# [Records for this task]
◇ ◇ ◇ ◇

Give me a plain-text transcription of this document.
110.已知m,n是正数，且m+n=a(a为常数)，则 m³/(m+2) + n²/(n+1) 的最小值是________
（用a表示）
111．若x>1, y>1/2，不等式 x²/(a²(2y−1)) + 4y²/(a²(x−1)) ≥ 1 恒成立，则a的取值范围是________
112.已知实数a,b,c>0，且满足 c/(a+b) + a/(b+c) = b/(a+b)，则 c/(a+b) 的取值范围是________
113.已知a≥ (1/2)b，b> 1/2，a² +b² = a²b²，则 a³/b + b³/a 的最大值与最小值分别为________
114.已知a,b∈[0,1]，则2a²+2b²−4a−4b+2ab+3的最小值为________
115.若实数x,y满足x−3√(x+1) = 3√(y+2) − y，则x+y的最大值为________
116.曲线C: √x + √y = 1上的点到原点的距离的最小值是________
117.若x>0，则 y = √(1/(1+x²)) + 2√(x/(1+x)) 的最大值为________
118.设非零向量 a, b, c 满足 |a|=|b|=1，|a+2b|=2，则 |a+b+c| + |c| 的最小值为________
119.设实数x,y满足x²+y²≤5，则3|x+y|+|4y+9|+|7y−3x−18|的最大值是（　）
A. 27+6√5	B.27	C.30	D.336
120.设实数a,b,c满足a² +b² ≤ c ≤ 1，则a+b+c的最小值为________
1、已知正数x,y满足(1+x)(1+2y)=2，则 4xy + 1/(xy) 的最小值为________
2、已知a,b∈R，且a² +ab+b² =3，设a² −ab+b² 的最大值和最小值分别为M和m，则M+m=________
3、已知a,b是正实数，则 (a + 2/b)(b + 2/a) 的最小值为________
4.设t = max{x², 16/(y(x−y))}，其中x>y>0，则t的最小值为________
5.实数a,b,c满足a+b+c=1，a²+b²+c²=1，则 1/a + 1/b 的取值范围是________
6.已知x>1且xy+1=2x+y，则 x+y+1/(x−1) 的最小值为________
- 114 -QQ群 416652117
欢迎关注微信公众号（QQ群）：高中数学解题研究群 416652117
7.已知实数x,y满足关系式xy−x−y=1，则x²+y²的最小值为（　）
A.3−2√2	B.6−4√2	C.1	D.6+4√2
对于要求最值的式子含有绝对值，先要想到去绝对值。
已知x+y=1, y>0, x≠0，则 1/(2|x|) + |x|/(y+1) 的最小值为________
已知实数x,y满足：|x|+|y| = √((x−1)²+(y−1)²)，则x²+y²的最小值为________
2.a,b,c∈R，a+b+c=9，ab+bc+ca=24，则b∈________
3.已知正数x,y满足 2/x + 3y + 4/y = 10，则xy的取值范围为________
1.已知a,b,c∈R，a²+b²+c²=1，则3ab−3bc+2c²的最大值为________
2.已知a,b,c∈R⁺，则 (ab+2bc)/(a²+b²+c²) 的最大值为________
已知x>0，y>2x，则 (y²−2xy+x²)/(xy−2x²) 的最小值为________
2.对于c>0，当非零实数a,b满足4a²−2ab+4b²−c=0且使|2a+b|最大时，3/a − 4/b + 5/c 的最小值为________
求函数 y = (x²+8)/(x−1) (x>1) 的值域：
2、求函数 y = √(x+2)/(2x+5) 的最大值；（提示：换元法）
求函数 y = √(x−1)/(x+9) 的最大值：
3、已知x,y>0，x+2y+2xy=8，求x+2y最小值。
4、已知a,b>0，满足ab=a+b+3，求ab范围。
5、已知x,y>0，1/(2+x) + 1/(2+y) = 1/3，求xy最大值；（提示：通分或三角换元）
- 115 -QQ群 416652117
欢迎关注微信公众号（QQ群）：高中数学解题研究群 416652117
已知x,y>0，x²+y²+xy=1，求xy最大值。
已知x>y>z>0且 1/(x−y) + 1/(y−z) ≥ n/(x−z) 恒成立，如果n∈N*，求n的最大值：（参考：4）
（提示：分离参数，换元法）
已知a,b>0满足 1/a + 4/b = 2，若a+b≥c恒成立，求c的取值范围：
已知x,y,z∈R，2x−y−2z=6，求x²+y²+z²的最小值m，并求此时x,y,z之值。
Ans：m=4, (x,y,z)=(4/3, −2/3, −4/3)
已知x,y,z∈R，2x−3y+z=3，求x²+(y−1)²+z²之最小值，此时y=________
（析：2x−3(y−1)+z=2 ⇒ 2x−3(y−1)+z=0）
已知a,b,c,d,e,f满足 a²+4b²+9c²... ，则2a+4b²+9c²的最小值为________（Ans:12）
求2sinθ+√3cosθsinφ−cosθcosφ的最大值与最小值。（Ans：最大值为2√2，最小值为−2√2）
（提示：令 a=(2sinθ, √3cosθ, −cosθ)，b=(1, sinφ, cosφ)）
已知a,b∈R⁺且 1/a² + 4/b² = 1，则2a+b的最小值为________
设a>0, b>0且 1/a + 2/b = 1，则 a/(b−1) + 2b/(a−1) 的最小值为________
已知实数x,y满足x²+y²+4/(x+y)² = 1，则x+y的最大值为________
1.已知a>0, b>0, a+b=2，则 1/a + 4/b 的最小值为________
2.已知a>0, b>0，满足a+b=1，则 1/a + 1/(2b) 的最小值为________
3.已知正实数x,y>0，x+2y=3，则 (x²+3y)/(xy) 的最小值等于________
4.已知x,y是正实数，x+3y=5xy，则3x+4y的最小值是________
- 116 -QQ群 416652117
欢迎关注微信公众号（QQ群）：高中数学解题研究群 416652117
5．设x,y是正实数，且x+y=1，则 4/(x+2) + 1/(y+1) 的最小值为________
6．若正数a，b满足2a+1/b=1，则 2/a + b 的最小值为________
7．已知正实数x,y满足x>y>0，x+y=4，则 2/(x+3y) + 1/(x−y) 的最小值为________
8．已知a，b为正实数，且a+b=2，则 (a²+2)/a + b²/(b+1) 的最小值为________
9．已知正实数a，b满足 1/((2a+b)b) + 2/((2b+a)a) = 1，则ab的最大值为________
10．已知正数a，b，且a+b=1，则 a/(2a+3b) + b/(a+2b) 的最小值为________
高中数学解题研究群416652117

◇ ◇ ◇ ◇

# [What the task asks]
Print all the data exactly.

# [Worked answer]
Give me a plain-text transcription of this document.
110.已知m,n是正数，且m+n=a(a为常数)，则 m³/(m+2) + n²/(n+1) 的最小值是________
（用a表示）
111．若x>1, y>1/2，不等式 x²/(a²(2y−1)) + 4y²/(a²(x−1)) ≥ 1 恒成立，则a的取值范围是________
112.已知实数a,b,c>0，且满足 c/(a+b) + a/(b+c) = b/(a+b)，则 c/(a+b) 的取值范围是________
113.已知a≥ (1/2)b，b> 1/2，a² +b² = a²b²，则 a³/b + b³/a 的最大值与最小值分别为________
114.已知a,b∈[0,1]，则2a²+2b²−4a−4b+2ab+3的最小值为________
115.若实数x,y满足x−3√(x+1) = 3√(y+2) − y，则x+y的最大值为________
116.曲线C: √x + √y = 1上的点到原点的距离的最小值是________
117.若x>0，则 y = √(1/(1+x²)) + 2√(x/(1+x)) 的最大值为________
118.设非零向量 a, b, c 满足 |a|=|b|=1，|a+2b|=2，则 |a+b+c| + |c| 的最小值为________
119.设实数x,y满足x²+y²≤5，则3|x+y|+|4y+9|+|7y−3x−18|的最大值是（　）
A. 27+6√5	B.27	C.30	D.336
120.设实数a,b,c满足a² +b² ≤ c ≤ 1，则a+b+c的最小值为________
1、已知正数x,y满足(1+x)(1+2y)=2，则 4xy + 1/(xy) 的最小值为________
2、已知a,b∈R，且a² +ab+b² =3，设a² −ab+b² 的最大值和最小值分别为M和m，则M+m=________
3、已知a,b是正实数，则 (a + 2/b)(b + 2/a) 的最小值为________
4.设t = max{x², 16/(y(x−y))}，其中x>y>0，则t的最小值为________
5.实数a,b,c满足a+b+c=1，a²+b²+c²=1，则 1/a + 1/b 的取值范围是________
6.已知x>1且xy+1=2x+y，则 x+y+1/(x−1) 的最小值为________
- 114 -QQ群 416652117
欢迎关注微信公众号（QQ群）：高中数学解题研究群 416652117
7.已知实数x,y满足关系式xy−x−y=1，则x²+y²的最小值为（　）
A.3−2√2	B.6−4√2	C.1	D.6+4√2
对于要求最值的式子含有绝对值，先要想到去绝对值。
已知x+y=1, y>0, x≠0，则 1/(2|x|) + |x|/(y+1) 的最小值为________
已知实数x,y满足：|x|+|y| = √((x−1)²+(y−1)²)，则x²+y²的最小值为________
2.a,b,c∈R，a+b+c=9，ab+bc+ca=24，则b∈________
3.已知正数x,y满足 2/x + 3y + 4/y = 10，则xy的取值范围为________
1.已知a,b,c∈R，a²+b²+c²=1，则3ab−3bc+2c²的最大值为________
2.已知a,b,c∈R⁺，则 (ab+2bc)/(a²+b²+c²) 的最大值为________
已知x>0，y>2x，则 (y²−2xy+x²)/(xy−2x²) 的最小值为________
2.对于c>0，当非零实数a,b满足4a²−2ab+4b²−c=0且使|2a+b|最大时，3/a − 4/b + 5/c 的最小值为________
求函数 y = (x²+8)/(x−1) (x>1) 的值域：
2、求函数 y = √(x+2)/(2x+5) 的最大值；（提示：换元法）
求函数 y = √(x−1)/(x+9) 的最大值：
3、已知x,y>0，x+2y+2xy=8，求x+2y最小值。
4、已知a,b>0，满足ab=a+b+3，求ab范围。
5、已知x,y>0，1/(2+x) + 1/(2+y) = 1/3，求xy最大值；（提示：通分或三角换元）
- 115 -QQ群 416652117
欢迎关注微信公众号（QQ群）：高中数学解题研究群 416652117
已知x,y>0，x²+y²+xy=1，求xy最大值。
已知x>y>z>0且 1/(x−y) + 1/(y−z) ≥ n/(x−z) 恒成立，如果n∈N*，求n的最大值：（参考：4）
（提示：分离参数，换元法）
已知a,b>0满足 1/a + 4/b = 2，若a+b≥c恒成立，求c的取值范围：
已知x,y,z∈R，2x−y−2z=6，求x²+y²+z²的最小值m，并求此时x,y,z之值。
Ans：m=4, (x,y,z)=(4/3, −2/3, −4/3)
已知x,y,z∈R，2x−3y+z=3，求x²+(y−1)²+z²之最小值，此时y=________
（析：2x−3(y−1)+z=2 ⇒ 2x−3(y−1)+z=0）
已知a,b,c,d,e,f满足 a²+4b²+9c²... ，则2a+4b²+9c²的最小值为________（Ans:12）
求2sinθ+√3cosθsinφ−cosθcosφ的最大值与最小值。（Ans：最大值为2√2，最小值为−2√2）
（提示：令 a=(2sinθ, √3cosθ, −cosθ)，b=(1, sinφ, cosφ)）
已知a,b∈R⁺且 1/a² + 4/b² = 1，则2a+b的最小值为________
设a>0, b>0且 1/a + 2/b = 1，则 a/(b−1) + 2b/(a−1) 的最小值为________
已知实数x,y满足x²+y²+4/(x+y)² = 1，则x+y的最大值为________
1.已知a>0, b>0, a+b=2，则 1/a + 4/b 的最小值为________
2.已知a>0, b>0，满足a+b=1，则 1/a + 1/(2b) 的最小值为________
3.已知正实数x,y>0，x+2y=3，则 (x²+3y)/(xy) 的最小值等于________
4.已知x,y是正实数，x+3y=5xy，则3x+4y的最小值是________
- 116 -QQ群 416652117
欢迎关注微信公众号（QQ群）：高中数学解题研究群 416652117
5．设x,y是正实数，且x+y=1，则 4/(x+2) + 1/(y+1) 的最小值为________
6．若正数a，b满足2a+1/b=1，则 2/a + b 的最小值为________
7．已知正实数x,y满足x>y>0，x+y=4，则 2/(x+3y) + 1/(x−y) 的最小值为________
8．已知a，b为正实数，且a+b=2，则 (a²+2)/a + b²/(b+1) 的最小值为________
9．已知正实数a，b满足 1/((2a+b)b) + 2/((2b+a)a) = 1，则ab的最大值为________
10．已知正数a，b，且a+b=1，则 a/(2a+3b) + b/(a+2b) 的最小值为________
高中数学解题研究群416652117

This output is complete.